--- Begin ---

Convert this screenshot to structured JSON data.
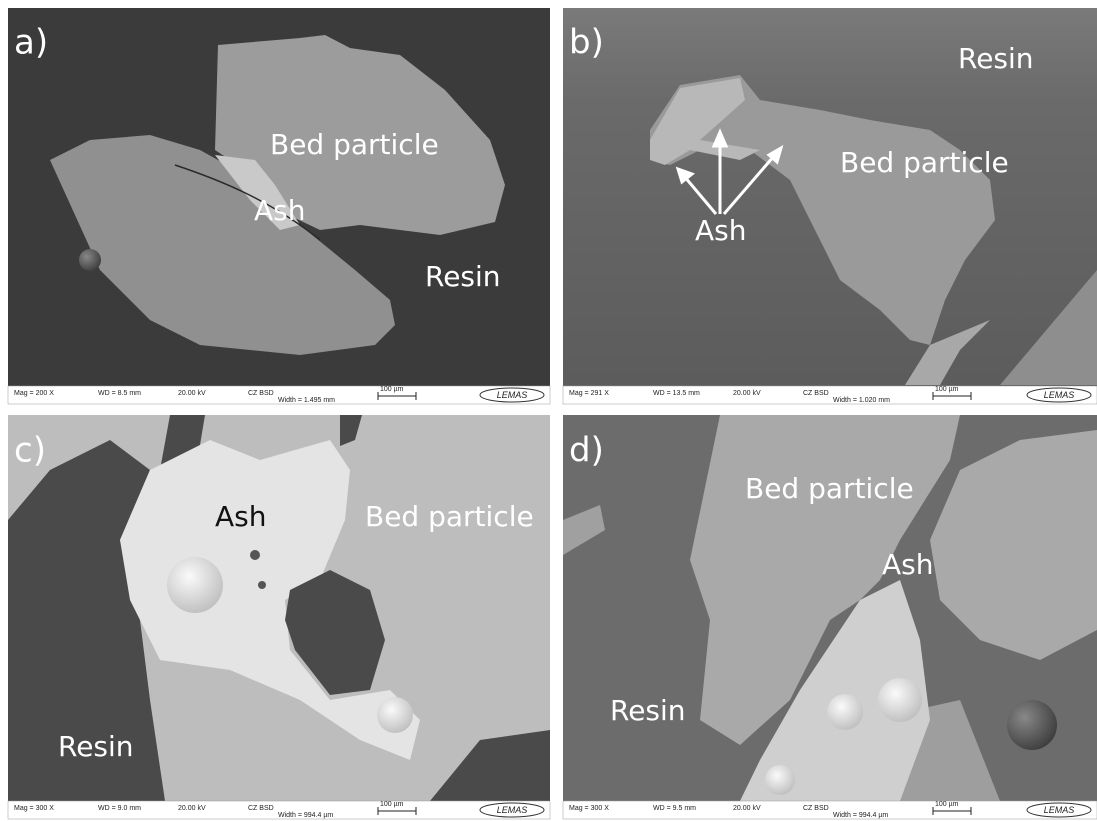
{
  "panels": [
    {
      "label": "a)",
      "annotations": [
        "Bed particle",
        "Ash",
        "Resin"
      ],
      "info": {
        "mag": "Mag =  200 X",
        "wd": "WD =  8.5 mm",
        "kv": "20.00 kV",
        "detector": "CZ BSD",
        "width": "Width = 1.495 mm",
        "scale": "100 µm",
        "logo": "LEMAS"
      }
    },
    {
      "label": "b)",
      "annotations": [
        "Resin",
        "Bed particle",
        "Ash"
      ],
      "info": {
        "mag": "Mag =  291 X",
        "wd": "WD = 13.5 mm",
        "kv": "20.00 kV",
        "detector": "CZ BSD",
        "width": "Width = 1.020 mm",
        "scale": "100 µm",
        "logo": "LEMAS"
      }
    },
    {
      "label": "c)",
      "annotations": [
        "Ash",
        "Bed particle",
        "Resin"
      ],
      "info": {
        "mag": "Mag =  300 X",
        "wd": "WD =  9.0 mm",
        "kv": "20.00 kV",
        "detector": "CZ BSD",
        "width": "Width = 994.4 µm",
        "scale": "100 µm",
        "logo": "LEMAS"
      }
    },
    {
      "label": "d)",
      "annotations": [
        "Bed particle",
        "Ash",
        "Resin"
      ],
      "info": {
        "mag": "Mag =  300 X",
        "wd": "WD =  9.5 mm",
        "kv": "20.00 kV",
        "detector": "CZ BSD",
        "width": "Width = 994.4 µm",
        "scale": "100 µm",
        "logo": "LEMAS"
      }
    }
  ]
}
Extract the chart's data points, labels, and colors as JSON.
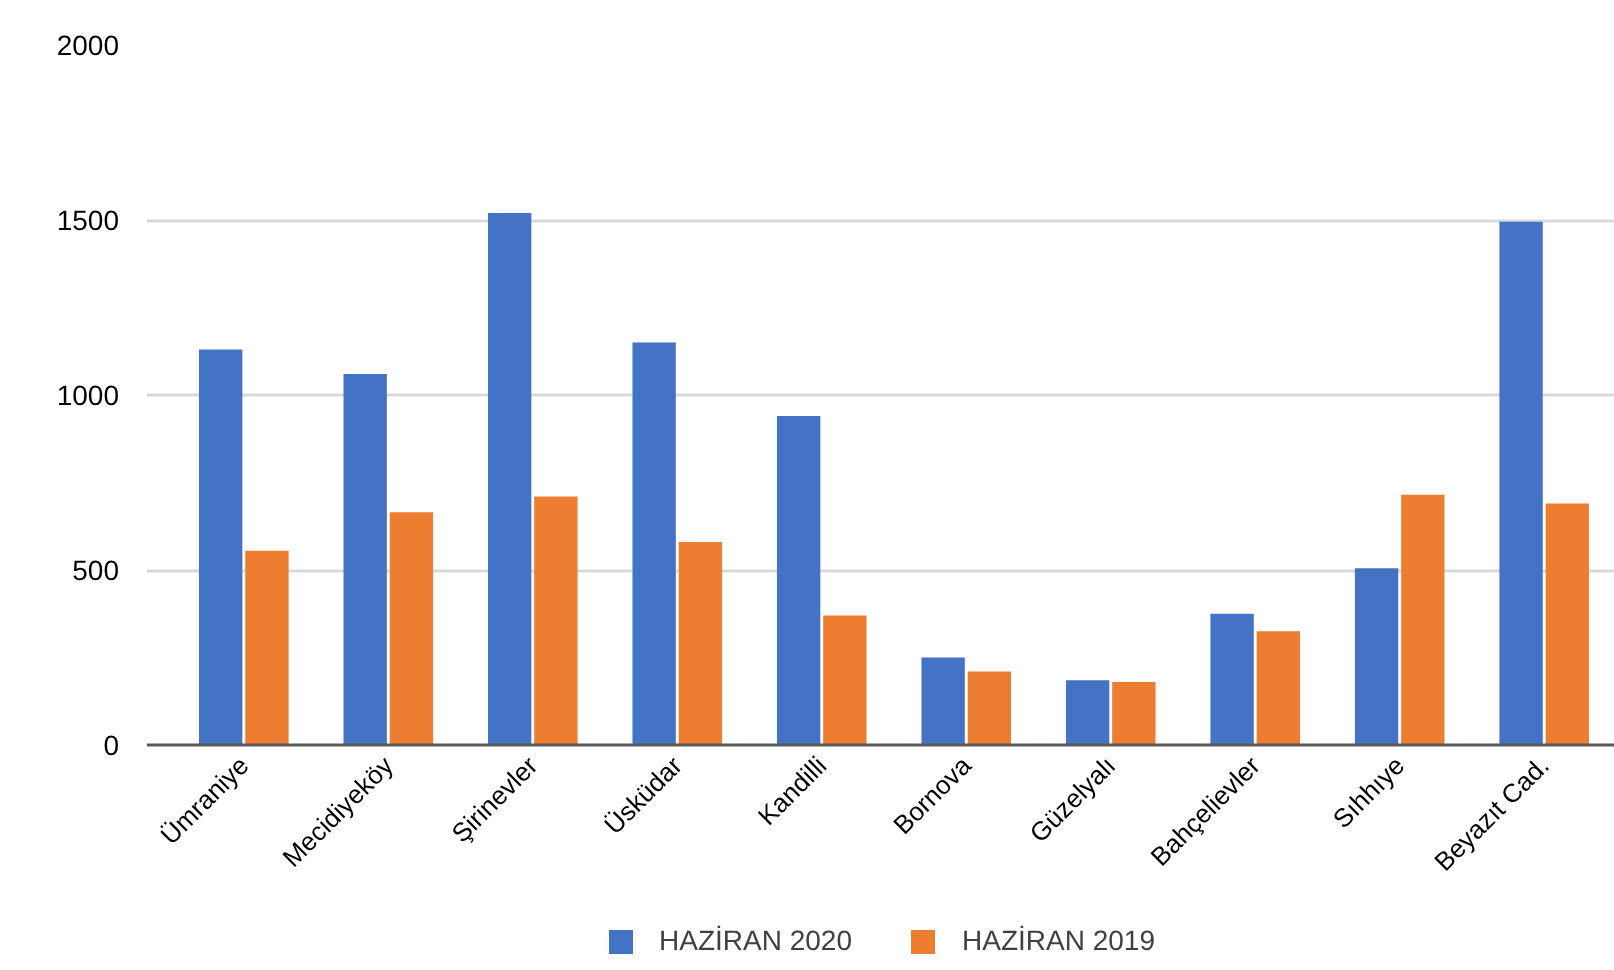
{
  "chart_data": {
    "type": "bar",
    "categories": [
      "Ümraniye",
      "Mecidiyeköy",
      "Şirinevler",
      "Üsküdar",
      "Kandilli",
      "Bornova",
      "Güzelyalı",
      "Bahçelievler",
      "Sıhhıye",
      "Beyazıt Cad."
    ],
    "series": [
      {
        "name": "HAZİRAN 2020",
        "color": "#4472c4",
        "values": [
          1130,
          1060,
          1520,
          1150,
          940,
          250,
          185,
          375,
          505,
          1495
        ]
      },
      {
        "name": "HAZİRAN 2019",
        "color": "#ed7d31",
        "values": [
          555,
          665,
          710,
          580,
          370,
          210,
          180,
          325,
          715,
          690
        ]
      }
    ],
    "ylim": [
      0,
      2000
    ],
    "yticks": [
      0,
      500,
      1000,
      1500,
      2000
    ],
    "grid": "y",
    "legend": "bottom"
  }
}
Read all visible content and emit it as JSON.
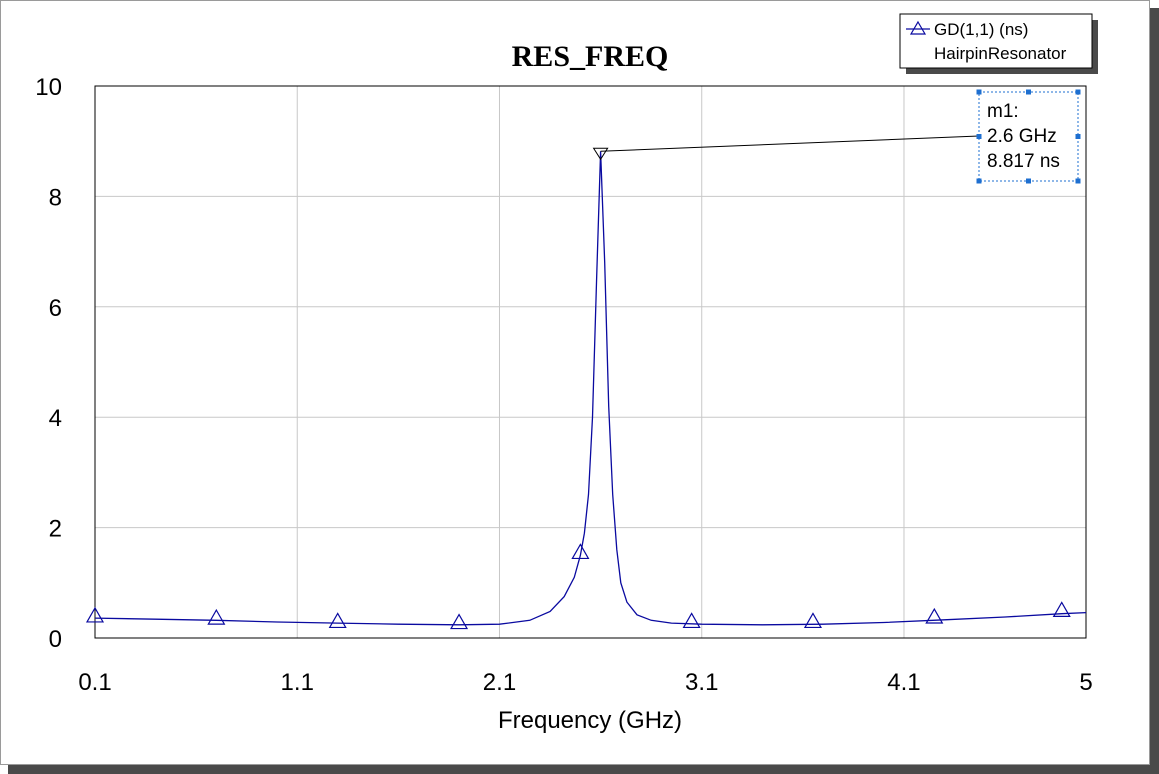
{
  "colors": {
    "series": "#0a0aa0",
    "grid": "#c8c8c8",
    "marker_handle": "#1e6fd0"
  },
  "chart_data": {
    "type": "line",
    "title": "RES_FREQ",
    "xlabel": "Frequency (GHz)",
    "ylabel": "",
    "xlim": [
      0.1,
      5
    ],
    "ylim": [
      0,
      10
    ],
    "x_ticks": [
      0.1,
      1.1,
      2.1,
      3.1,
      4.1,
      5
    ],
    "x_tick_labels": [
      "0.1",
      "1.1",
      "2.1",
      "3.1",
      "4.1",
      "5"
    ],
    "y_ticks": [
      0,
      2,
      4,
      6,
      8,
      10
    ],
    "y_tick_labels": [
      "0",
      "2",
      "4",
      "6",
      "8",
      "10"
    ],
    "grid": true,
    "legend": {
      "placement": "top-right",
      "entries": [
        "GD(1,1) (ns)",
        "HairpinResonator"
      ]
    },
    "series": [
      {
        "name": "GD(1,1) (ns)",
        "x": [
          0.1,
          0.4,
          0.7,
          1.0,
          1.3,
          1.6,
          1.9,
          2.1,
          2.25,
          2.35,
          2.42,
          2.47,
          2.5,
          2.52,
          2.54,
          2.56,
          2.58,
          2.6,
          2.62,
          2.64,
          2.66,
          2.68,
          2.7,
          2.73,
          2.78,
          2.85,
          2.95,
          3.1,
          3.4,
          3.7,
          4.0,
          4.3,
          4.6,
          4.88,
          5.0
        ],
        "y": [
          0.36,
          0.34,
          0.32,
          0.29,
          0.27,
          0.25,
          0.24,
          0.25,
          0.32,
          0.48,
          0.75,
          1.1,
          1.5,
          1.9,
          2.6,
          4.0,
          6.5,
          8.817,
          6.8,
          4.2,
          2.6,
          1.6,
          1.0,
          0.65,
          0.42,
          0.32,
          0.27,
          0.25,
          0.24,
          0.25,
          0.28,
          0.33,
          0.38,
          0.44,
          0.46
        ],
        "marker_x": [
          0.1,
          0.7,
          1.3,
          1.9,
          2.5,
          3.05,
          3.65,
          4.25,
          4.88
        ],
        "marker_y": [
          0.4,
          0.36,
          0.3,
          0.28,
          1.55,
          0.3,
          0.3,
          0.38,
          0.5
        ]
      }
    ],
    "annotations": [
      {
        "name": "m1",
        "x": 2.6,
        "y": 8.817,
        "lines": [
          "m1:",
          "2.6 GHz",
          "8.817 ns"
        ]
      }
    ]
  }
}
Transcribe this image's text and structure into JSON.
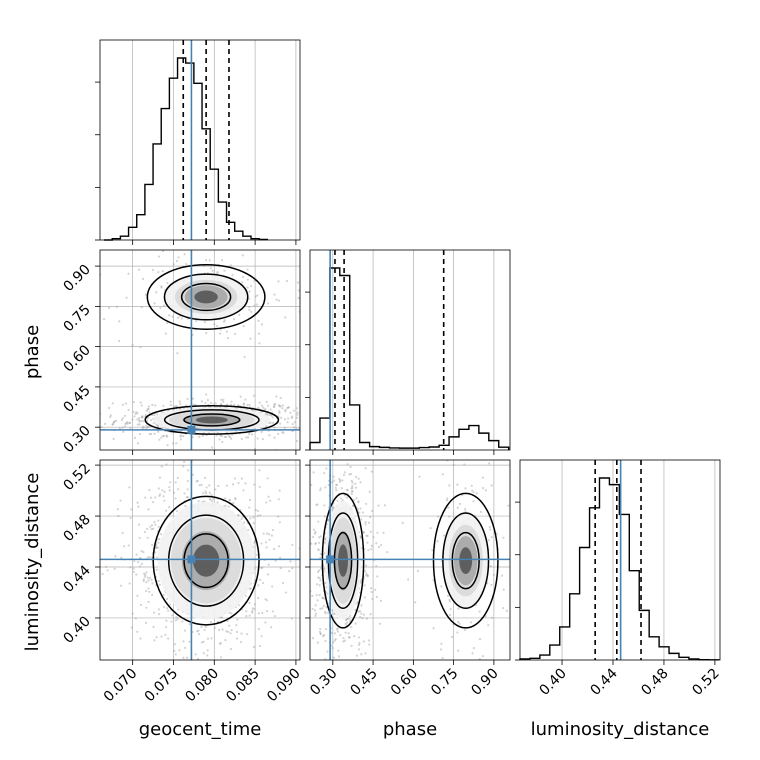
{
  "chart_data": {
    "type": "corner",
    "parameters": [
      "geocent_time",
      "phase",
      "luminosity_distance"
    ],
    "ranges": {
      "geocent_time": [
        0.066,
        0.0905
      ],
      "phase": [
        0.215,
        0.96
      ],
      "luminosity_distance": [
        0.367,
        0.524
      ]
    },
    "ticks": {
      "geocent_time": [
        "0.070",
        "0.075",
        "0.080",
        "0.085",
        "0.090"
      ],
      "phase": [
        "0.30",
        "0.45",
        "0.60",
        "0.75",
        "0.90"
      ],
      "luminosity_distance": [
        "0.40",
        "0.44",
        "0.48",
        "0.52"
      ]
    },
    "injection": {
      "geocent_time": 0.0772,
      "phase": 0.29,
      "luminosity_distance": 0.446
    },
    "quantiles": {
      "geocent_time": [
        0.0762,
        0.079,
        0.0818
      ],
      "phase": [
        0.308,
        0.342,
        0.713
      ],
      "luminosity_distance": [
        0.426,
        0.443,
        0.462
      ]
    },
    "histograms": {
      "geocent_time": {
        "edges_start": 0.0665,
        "bin_width": 0.001,
        "counts": [
          0.0,
          0.5,
          1.5,
          5.0,
          10.0,
          22.0,
          38.0,
          52.0,
          64.0,
          72.0,
          70.0,
          62.0,
          44.0,
          28.0,
          15.0,
          7.0,
          3.5,
          1.5,
          0.5,
          0.2
        ]
      },
      "phase": {
        "edges_start": 0.215,
        "bin_width": 0.037,
        "counts": [
          4.0,
          17.0,
          97.0,
          93.0,
          24.0,
          4.0,
          1.8,
          1.4,
          1.1,
          1.0,
          1.0,
          1.3,
          1.6,
          2.5,
          7.0,
          11.0,
          13.0,
          9.0,
          5.0,
          1.5
        ]
      },
      "luminosity_distance": {
        "edges_start": 0.367,
        "bin_width": 0.0078,
        "counts": [
          0.3,
          0.5,
          1.5,
          4.5,
          10.0,
          20.0,
          34.0,
          46.0,
          55.0,
          53.0,
          44.0,
          27.0,
          15.0,
          7.0,
          4.0,
          2.0,
          0.8,
          0.3,
          0.1,
          0.05
        ]
      }
    },
    "density_2d": {
      "phase_vs_geocent_time": [
        {
          "cx": 0.0797,
          "cy": 0.327,
          "sx": 0.0034,
          "sy": 0.022,
          "weight": 0.78
        },
        {
          "cx": 0.079,
          "cy": 0.785,
          "sx": 0.003,
          "sy": 0.05,
          "weight": 0.22
        }
      ],
      "luminosity_distance_vs_geocent_time": [
        {
          "cx": 0.079,
          "cy": 0.445,
          "sx": 0.0027,
          "sy": 0.021,
          "weight": 1.0
        }
      ],
      "luminosity_distance_vs_phase": [
        {
          "cx": 0.338,
          "cy": 0.445,
          "sx": 0.032,
          "sy": 0.022,
          "weight": 0.78
        },
        {
          "cx": 0.795,
          "cy": 0.445,
          "sx": 0.05,
          "sy": 0.022,
          "weight": 0.22
        }
      ]
    },
    "grid": true,
    "colors": {
      "histogram": "#000000",
      "injection": "#4682b4",
      "scatter": "#9e9e9e",
      "grid": "#b0b0b0"
    }
  }
}
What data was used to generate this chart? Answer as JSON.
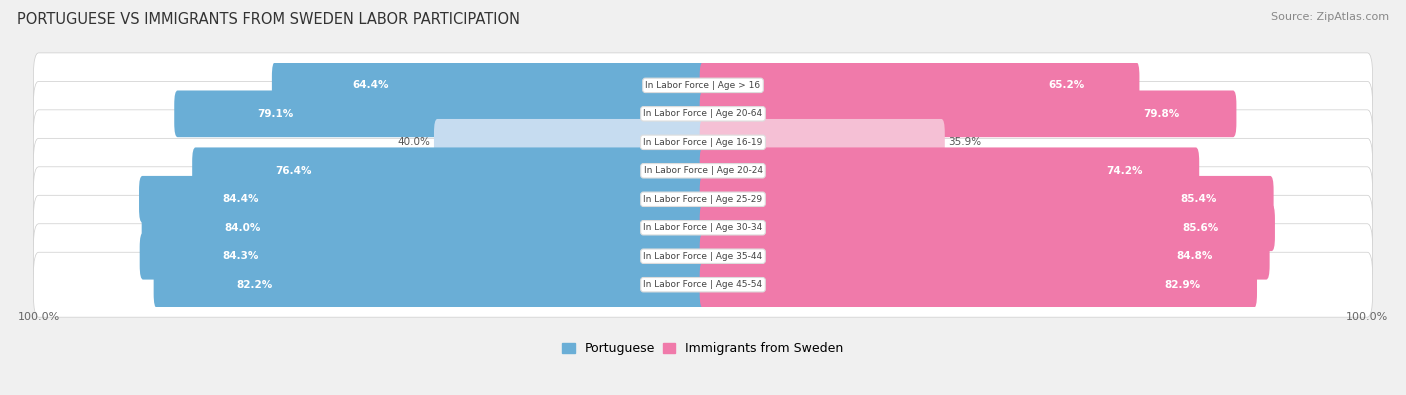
{
  "title": "PORTUGUESE VS IMMIGRANTS FROM SWEDEN LABOR PARTICIPATION",
  "source": "Source: ZipAtlas.com",
  "categories": [
    "In Labor Force | Age > 16",
    "In Labor Force | Age 20-64",
    "In Labor Force | Age 16-19",
    "In Labor Force | Age 20-24",
    "In Labor Force | Age 25-29",
    "In Labor Force | Age 30-34",
    "In Labor Force | Age 35-44",
    "In Labor Force | Age 45-54"
  ],
  "portuguese_values": [
    64.4,
    79.1,
    40.0,
    76.4,
    84.4,
    84.0,
    84.3,
    82.2
  ],
  "sweden_values": [
    65.2,
    79.8,
    35.9,
    74.2,
    85.4,
    85.6,
    84.8,
    82.9
  ],
  "portuguese_color": "#6aaed6",
  "portuguese_color_light": "#c6dcf0",
  "sweden_color": "#f07aaa",
  "sweden_color_light": "#f5c0d5",
  "bg_color": "#f0f0f0",
  "row_bg_color": "#e8e8e8",
  "bar_height": 0.68,
  "max_value": 100.0,
  "figsize": [
    14.06,
    3.95
  ],
  "dpi": 100,
  "legend_labels": [
    "Portuguese",
    "Immigrants from Sweden"
  ]
}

--- End ---

▸ **Written request**: From the entries, report each line that includes the word "name".

▸ **Task result**:
        "name": "HAZİRAN 2020",
        "name": "HAZİRAN 2019",
        "name": "GD(1,1) (ns)",
        "name": "m1",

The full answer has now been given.